Excerpted data —
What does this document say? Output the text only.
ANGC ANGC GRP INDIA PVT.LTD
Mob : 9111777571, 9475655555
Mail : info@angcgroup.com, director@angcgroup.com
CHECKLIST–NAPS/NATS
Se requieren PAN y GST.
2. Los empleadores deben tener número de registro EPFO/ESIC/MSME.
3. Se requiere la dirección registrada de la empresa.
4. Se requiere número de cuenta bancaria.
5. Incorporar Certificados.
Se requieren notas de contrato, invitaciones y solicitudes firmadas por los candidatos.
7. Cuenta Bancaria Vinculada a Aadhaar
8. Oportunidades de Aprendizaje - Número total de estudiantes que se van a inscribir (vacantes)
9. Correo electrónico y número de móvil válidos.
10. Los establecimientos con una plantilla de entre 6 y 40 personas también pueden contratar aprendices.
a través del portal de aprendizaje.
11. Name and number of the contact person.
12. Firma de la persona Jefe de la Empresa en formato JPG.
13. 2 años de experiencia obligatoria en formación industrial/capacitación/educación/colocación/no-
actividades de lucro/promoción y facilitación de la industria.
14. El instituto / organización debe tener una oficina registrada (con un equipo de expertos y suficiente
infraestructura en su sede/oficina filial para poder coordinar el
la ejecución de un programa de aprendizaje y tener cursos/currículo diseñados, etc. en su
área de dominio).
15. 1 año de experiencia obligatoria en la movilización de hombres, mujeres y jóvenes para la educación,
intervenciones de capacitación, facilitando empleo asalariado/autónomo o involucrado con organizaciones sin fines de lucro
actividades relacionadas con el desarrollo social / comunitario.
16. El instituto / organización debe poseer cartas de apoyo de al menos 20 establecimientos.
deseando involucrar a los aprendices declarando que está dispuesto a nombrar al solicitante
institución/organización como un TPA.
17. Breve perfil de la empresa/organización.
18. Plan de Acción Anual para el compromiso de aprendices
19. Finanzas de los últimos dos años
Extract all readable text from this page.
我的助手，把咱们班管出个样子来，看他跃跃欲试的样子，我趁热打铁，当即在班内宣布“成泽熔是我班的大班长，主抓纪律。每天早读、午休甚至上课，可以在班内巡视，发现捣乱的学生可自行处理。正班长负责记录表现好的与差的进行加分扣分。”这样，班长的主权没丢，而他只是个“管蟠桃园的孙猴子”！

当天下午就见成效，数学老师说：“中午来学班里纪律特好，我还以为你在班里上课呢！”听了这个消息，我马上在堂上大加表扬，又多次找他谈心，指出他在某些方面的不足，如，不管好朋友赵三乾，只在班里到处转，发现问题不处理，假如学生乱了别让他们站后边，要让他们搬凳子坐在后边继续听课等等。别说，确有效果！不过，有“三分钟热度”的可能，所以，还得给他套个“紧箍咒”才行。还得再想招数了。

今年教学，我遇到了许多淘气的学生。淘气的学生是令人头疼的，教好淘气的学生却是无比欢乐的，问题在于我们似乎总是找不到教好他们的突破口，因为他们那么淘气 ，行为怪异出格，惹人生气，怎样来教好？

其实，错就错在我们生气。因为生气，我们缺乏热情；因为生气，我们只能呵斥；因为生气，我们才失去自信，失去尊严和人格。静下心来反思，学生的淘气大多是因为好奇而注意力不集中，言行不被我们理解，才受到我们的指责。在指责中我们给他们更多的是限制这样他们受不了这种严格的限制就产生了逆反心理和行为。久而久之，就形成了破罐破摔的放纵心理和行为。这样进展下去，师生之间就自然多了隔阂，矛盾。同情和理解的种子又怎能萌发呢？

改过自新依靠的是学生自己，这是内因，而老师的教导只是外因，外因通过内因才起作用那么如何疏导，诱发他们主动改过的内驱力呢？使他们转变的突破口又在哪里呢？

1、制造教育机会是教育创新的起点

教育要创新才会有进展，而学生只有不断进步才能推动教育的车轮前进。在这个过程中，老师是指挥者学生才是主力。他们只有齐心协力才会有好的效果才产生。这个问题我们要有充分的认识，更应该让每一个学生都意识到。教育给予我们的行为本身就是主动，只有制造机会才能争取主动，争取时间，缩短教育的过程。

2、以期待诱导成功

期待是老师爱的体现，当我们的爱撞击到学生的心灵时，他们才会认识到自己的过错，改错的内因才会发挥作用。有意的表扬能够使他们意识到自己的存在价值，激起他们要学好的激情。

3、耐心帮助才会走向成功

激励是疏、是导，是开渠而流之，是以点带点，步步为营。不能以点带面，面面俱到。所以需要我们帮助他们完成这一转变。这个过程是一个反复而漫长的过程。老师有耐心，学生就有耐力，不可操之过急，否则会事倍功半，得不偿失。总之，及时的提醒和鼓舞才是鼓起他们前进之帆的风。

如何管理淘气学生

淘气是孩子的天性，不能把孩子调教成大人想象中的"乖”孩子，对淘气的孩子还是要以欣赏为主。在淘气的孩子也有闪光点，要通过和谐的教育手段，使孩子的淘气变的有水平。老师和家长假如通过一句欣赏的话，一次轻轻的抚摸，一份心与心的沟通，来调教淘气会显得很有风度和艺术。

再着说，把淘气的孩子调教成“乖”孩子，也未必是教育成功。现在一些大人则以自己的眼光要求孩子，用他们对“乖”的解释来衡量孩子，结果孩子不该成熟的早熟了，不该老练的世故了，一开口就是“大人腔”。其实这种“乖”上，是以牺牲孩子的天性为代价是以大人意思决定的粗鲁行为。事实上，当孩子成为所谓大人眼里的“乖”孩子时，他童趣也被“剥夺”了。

Aim — Reproduce all of the records exactly.

Solution —
What does this document say? Output the text only.
ANGC ANGC GRP INDIA PVT.LTD
Mob : 9111777571, 9475655555
Mail : info@angcgroup.com, director@angcgroup.com
CHECKLIST–NAPS/NATS
Se requieren PAN y GST.
2. Los empleadores deben tener número de registro EPFO/ESIC/MSME.
3. Se requiere la dirección registrada de la empresa.
4. Se requiere número de cuenta bancaria.
5. Incorporar Certificados.
Se requieren notas de contrato, invitaciones y solicitudes firmadas por los candidatos.
7. Cuenta Bancaria Vinculada a Aadhaar
8. Oportunidades de Aprendizaje - Número total de estudiantes que se van a inscribir (vacantes)
9. Correo electrónico y número de móvil válidos.
10. Los establecimientos con una plantilla de entre 6 y 40 personas también pueden contratar aprendices.
a través del portal de aprendizaje.
11. Name and number of the contact person.
12. Firma de la persona Jefe de la Empresa en formato JPG.
13. 2 años de experiencia obligatoria en formación industrial/capacitación/educación/colocación/no-
actividades de lucro/promoción y facilitación de la industria.
14. El instituto / organización debe tener una oficina registrada (con un equipo de expertos y suficiente
infraestructura en su sede/oficina filial para poder coordinar el
la ejecución de un programa de aprendizaje y tener cursos/currículo diseñados, etc. en su
área de dominio).
15. 1 año de experiencia obligatoria en la movilización de hombres, mujeres y jóvenes para la educación,
intervenciones de capacitación, facilitando empleo asalariado/autónomo o involucrado con organizaciones sin fines de lucro
actividades relacionadas con el desarrollo social / comunitario.
16. El instituto / organización debe poseer cartas de apoyo de al menos 20 establecimientos.
deseando involucrar a los aprendices declarando que está dispuesto a nombrar al solicitante
institución/organización como un TPA.
17. Breve perfil de la empresa/organización.
18. Plan de Acción Anual para el compromiso de aprendices
19. Finanzas de los últimos dos años
Extract all readable text from this page.
我的助手，把咱们班管出个样子来，看他跃跃欲试的样子，我趁热打铁，当即在班内宣布“成泽熔是我班的大班长，主抓纪律。每天早读、午休甚至上课，可以在班内巡视，发现捣乱的学生可自行处理。正班长负责记录表现好的与差的进行加分扣分。”这样，班长的主权没丢，而他只是个“管蟠桃园的孙猴子”！

当天下午就见成效，数学老师说：“中午来学班里纪律特好，我还以为你在班里上课呢！”听了这个消息，我马上在堂上大加表扬，又多次找他谈心，指出他在某些方面的不足，如，不管好朋友赵三乾，只在班里到处转，发现问题不处理，假如学生乱了别让他们站后边，要让他们搬凳子坐在后边继续听课等等。别说，确有效果！不过，有“三分钟热度”的可能，所以，还得给他套个“紧箍咒”才行。还得再想招数了。

今年教学，我遇到了许多淘气的学生。淘气的学生是令人头疼的，教好淘气的学生却是无比欢乐的，问题在于我们似乎总是找不到教好他们的突破口，因为他们那么淘气 ，行为怪异出格，惹人生气，怎样来教好？

其实，错就错在我们生气。因为生气，我们缺乏热情；因为生气，我们只能呵斥；因为生气，我们才失去自信，失去尊严和人格。静下心来反思，学生的淘气大多是因为好奇而注意力不集中，言行不被我们理解，才受到我们的指责。在指责中我们给他们更多的是限制这样他们受不了这种严格的限制就产生了逆反心理和行为。久而久之，就形成了破罐破摔的放纵心理和行为。这样进展下去，师生之间就自然多了隔阂，矛盾。同情和理解的种子又怎能萌发呢？

改过自新依靠的是学生自己，这是内因，而老师的教导只是外因，外因通过内因才起作用那么如何疏导，诱发他们主动改过的内驱力呢？使他们转变的突破口又在哪里呢？

1、制造教育机会是教育创新的起点

教育要创新才会有进展，而学生只有不断进步才能推动教育的车轮前进。在这个过程中，老师是指挥者学生才是主力。他们只有齐心协力才会有好的效果才产生。这个问题我们要有充分的认识，更应该让每一个学生都意识到。教育给予我们的行为本身就是主动，只有制造机会才能争取主动，争取时间，缩短教育的过程。

2、以期待诱导成功

期待是老师爱的体现，当我们的爱撞击到学生的心灵时，他们才会认识到自己的过错，改错的内因才会发挥作用。有意的表扬能够使他们意识到自己的存在价值，激起他们要学好的激情。

3、耐心帮助才会走向成功

激励是疏、是导，是开渠而流之，是以点带点，步步为营。不能以点带面，面面俱到。所以需要我们帮助他们完成这一转变。这个过程是一个反复而漫长的过程。老师有耐心，学生就有耐力，不可操之过急，否则会事倍功半，得不偿失。总之，及时的提醒和鼓舞才是鼓起他们前进之帆的风。

如何管理淘气学生

淘气是孩子的天性，不能把孩子调教成大人想象中的"乖”孩子，对淘气的孩子还是要以欣赏为主。在淘气的孩子也有闪光点，要通过和谐的教育手段，使孩子的淘气变的有水平。老师和家长假如通过一句欣赏的话，一次轻轻的抚摸，一份心与心的沟通，来调教淘气会显得很有风度和艺术。

再着说，把淘气的孩子调教成“乖”孩子，也未必是教育成功。现在一些大人则以自己的眼光要求孩子，用他们对“乖”的解释来衡量孩子，结果孩子不该成熟的早熟了，不该老练的世故了，一开口就是“大人腔”。其实这种“乖”上，是以牺牲孩子的天性为代价是以大人意思决定的粗鲁行为。事实上，当孩子成为所谓大人眼里的“乖”孩子时，他童趣也被“剥夺”了。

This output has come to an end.